Determine how many lines carry the word "JSON". Output that number only.
-=-=-
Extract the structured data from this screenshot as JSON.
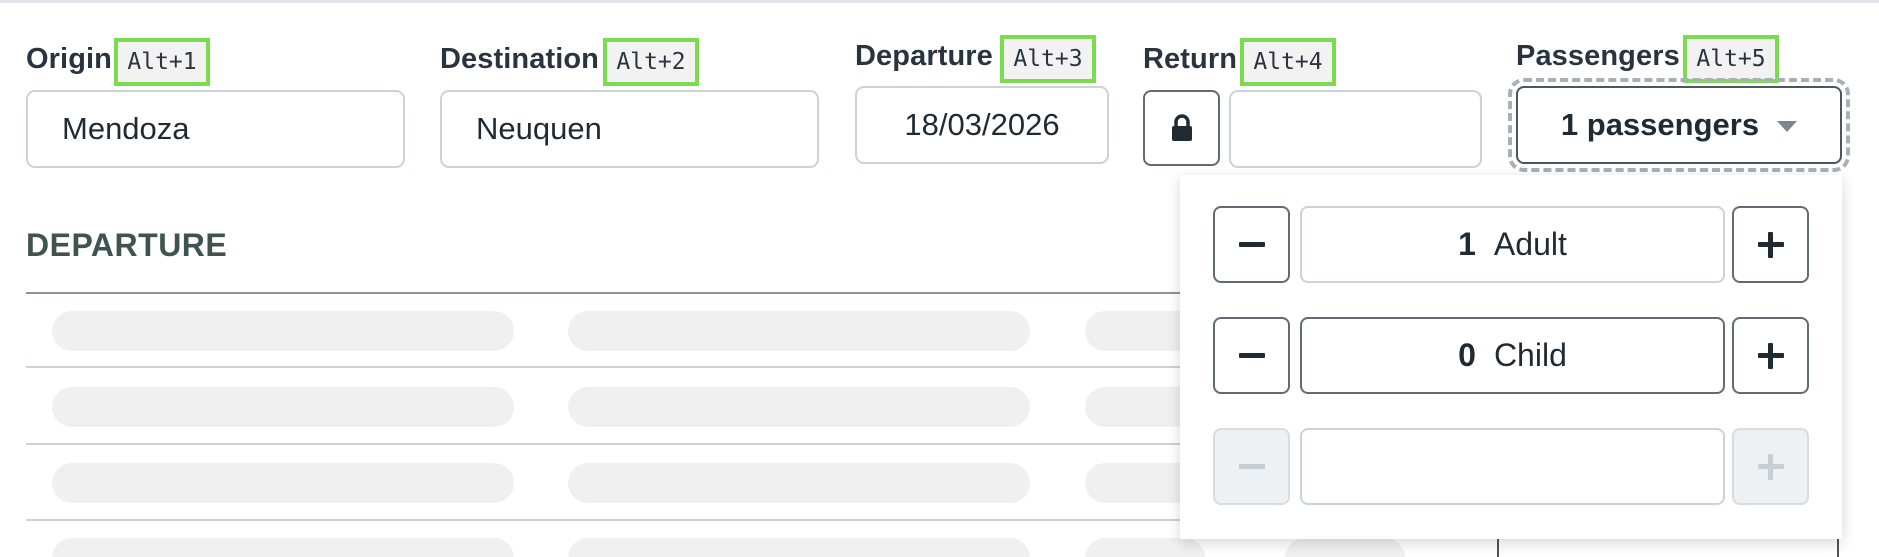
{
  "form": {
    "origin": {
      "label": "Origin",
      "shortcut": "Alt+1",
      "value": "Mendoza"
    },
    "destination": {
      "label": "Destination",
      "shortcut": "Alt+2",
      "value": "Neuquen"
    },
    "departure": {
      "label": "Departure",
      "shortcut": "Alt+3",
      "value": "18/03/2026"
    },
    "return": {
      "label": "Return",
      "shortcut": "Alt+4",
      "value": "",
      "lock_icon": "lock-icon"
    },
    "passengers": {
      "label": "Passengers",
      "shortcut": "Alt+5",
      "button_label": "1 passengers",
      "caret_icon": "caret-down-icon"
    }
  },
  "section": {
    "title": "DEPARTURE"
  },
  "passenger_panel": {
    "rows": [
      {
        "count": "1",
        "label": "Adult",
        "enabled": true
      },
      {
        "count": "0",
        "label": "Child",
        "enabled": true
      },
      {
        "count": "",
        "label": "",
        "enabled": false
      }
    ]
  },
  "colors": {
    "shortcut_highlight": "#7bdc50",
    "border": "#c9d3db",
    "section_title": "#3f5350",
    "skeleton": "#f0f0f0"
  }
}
-=-=-
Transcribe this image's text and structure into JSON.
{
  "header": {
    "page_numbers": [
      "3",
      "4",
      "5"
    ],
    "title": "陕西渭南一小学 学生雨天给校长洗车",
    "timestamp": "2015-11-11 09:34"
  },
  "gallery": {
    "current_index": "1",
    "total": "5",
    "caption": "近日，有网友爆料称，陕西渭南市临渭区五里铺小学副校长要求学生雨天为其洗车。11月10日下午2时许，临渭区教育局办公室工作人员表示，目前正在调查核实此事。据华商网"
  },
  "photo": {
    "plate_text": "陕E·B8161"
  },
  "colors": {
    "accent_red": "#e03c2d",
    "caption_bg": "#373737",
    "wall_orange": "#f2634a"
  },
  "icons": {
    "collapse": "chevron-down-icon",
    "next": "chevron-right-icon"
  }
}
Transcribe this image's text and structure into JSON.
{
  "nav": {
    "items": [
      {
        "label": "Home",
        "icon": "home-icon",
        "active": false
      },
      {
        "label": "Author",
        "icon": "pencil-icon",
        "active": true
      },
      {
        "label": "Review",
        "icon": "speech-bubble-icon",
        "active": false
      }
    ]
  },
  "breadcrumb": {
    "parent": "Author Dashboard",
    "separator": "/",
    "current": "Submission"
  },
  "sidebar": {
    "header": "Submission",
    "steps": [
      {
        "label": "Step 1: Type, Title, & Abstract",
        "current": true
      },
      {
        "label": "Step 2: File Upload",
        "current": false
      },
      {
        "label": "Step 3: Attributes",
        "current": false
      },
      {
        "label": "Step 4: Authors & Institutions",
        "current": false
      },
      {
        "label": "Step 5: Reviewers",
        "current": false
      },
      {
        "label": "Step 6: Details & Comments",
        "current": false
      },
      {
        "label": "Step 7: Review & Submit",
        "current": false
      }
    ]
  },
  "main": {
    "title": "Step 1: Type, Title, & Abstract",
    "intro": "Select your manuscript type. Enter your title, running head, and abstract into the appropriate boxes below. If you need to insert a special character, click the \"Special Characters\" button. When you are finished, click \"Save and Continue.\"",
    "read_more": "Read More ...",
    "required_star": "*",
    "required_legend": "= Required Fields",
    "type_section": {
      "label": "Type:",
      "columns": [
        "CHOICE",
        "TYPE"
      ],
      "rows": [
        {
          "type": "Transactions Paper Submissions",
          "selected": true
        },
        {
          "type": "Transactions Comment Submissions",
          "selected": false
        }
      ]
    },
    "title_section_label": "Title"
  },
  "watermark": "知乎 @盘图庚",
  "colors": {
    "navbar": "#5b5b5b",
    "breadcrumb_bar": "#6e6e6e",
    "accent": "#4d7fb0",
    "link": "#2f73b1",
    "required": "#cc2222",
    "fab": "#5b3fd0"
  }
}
-=-=-
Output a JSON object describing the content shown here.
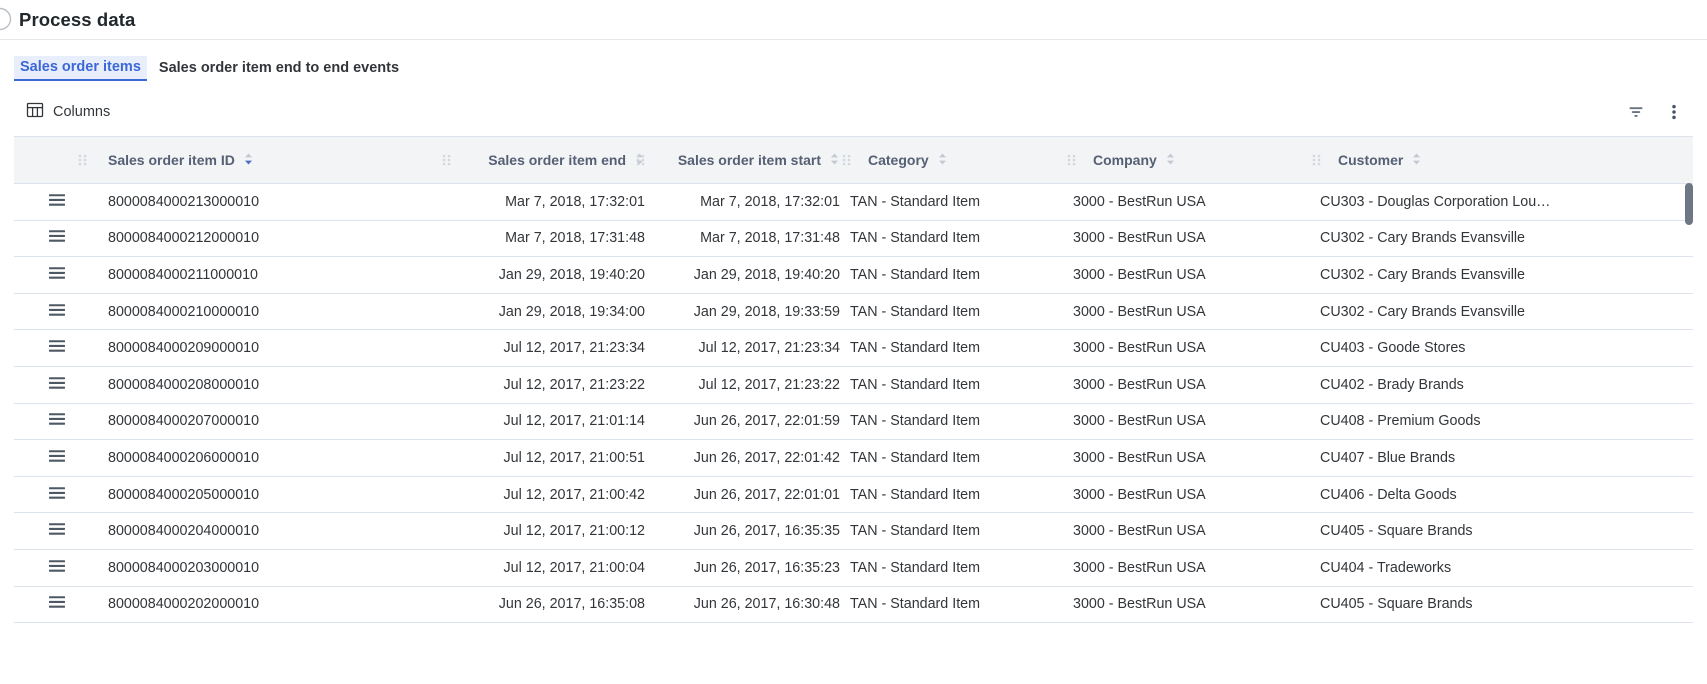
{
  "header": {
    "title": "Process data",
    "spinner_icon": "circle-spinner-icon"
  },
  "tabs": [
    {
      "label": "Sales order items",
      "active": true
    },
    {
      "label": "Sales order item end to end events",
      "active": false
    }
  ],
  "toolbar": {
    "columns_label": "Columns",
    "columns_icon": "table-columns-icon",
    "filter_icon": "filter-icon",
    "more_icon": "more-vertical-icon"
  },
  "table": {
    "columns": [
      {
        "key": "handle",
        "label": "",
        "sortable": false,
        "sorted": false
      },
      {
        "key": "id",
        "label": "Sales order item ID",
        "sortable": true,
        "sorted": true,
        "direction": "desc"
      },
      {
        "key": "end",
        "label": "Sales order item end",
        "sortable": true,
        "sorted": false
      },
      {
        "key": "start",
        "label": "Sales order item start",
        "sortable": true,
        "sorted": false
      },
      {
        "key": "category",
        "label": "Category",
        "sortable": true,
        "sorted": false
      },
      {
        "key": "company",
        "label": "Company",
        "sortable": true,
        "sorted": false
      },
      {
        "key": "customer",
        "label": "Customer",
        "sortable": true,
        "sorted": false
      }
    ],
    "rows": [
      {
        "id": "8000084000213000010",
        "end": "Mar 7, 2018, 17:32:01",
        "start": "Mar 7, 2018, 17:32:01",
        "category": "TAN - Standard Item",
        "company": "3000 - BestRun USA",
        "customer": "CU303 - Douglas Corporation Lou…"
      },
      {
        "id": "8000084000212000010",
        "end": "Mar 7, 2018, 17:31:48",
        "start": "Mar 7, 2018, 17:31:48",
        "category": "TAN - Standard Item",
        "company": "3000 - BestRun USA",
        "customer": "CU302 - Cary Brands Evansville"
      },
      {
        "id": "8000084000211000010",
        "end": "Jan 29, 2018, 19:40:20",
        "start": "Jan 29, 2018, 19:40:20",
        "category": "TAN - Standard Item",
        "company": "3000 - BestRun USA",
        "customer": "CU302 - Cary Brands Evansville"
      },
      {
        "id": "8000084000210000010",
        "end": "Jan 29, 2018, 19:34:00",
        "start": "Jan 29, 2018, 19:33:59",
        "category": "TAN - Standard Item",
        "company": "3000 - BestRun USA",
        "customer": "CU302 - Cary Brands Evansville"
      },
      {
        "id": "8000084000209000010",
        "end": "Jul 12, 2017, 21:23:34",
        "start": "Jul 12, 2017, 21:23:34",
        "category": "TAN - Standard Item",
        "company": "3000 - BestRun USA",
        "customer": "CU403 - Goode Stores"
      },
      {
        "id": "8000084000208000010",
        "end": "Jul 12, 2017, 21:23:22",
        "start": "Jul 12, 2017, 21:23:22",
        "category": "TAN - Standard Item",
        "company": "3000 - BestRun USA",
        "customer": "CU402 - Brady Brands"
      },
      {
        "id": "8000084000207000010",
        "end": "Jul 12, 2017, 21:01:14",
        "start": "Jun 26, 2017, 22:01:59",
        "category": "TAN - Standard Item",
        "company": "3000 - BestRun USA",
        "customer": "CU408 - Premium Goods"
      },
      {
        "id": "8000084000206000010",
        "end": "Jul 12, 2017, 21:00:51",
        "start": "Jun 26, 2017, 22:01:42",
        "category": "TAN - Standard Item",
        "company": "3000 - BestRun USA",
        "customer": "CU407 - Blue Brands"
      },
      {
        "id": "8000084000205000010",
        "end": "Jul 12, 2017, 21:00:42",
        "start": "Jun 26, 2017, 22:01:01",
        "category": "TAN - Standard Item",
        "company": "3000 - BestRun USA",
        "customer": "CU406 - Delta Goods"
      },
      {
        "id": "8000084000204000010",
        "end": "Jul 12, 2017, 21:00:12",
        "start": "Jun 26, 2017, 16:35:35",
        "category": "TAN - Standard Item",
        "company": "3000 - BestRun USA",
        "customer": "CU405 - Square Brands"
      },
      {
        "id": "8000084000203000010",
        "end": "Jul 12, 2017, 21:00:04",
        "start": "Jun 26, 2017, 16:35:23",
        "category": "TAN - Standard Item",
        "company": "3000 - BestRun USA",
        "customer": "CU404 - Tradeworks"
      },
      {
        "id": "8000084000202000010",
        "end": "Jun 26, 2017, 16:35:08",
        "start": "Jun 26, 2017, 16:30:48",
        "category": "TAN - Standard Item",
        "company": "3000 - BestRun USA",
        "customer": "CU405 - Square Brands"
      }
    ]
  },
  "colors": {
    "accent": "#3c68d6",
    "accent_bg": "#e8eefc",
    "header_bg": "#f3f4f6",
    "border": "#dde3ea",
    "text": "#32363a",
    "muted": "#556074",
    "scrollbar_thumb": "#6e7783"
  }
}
-=-=-
» **Result for this exercise**
4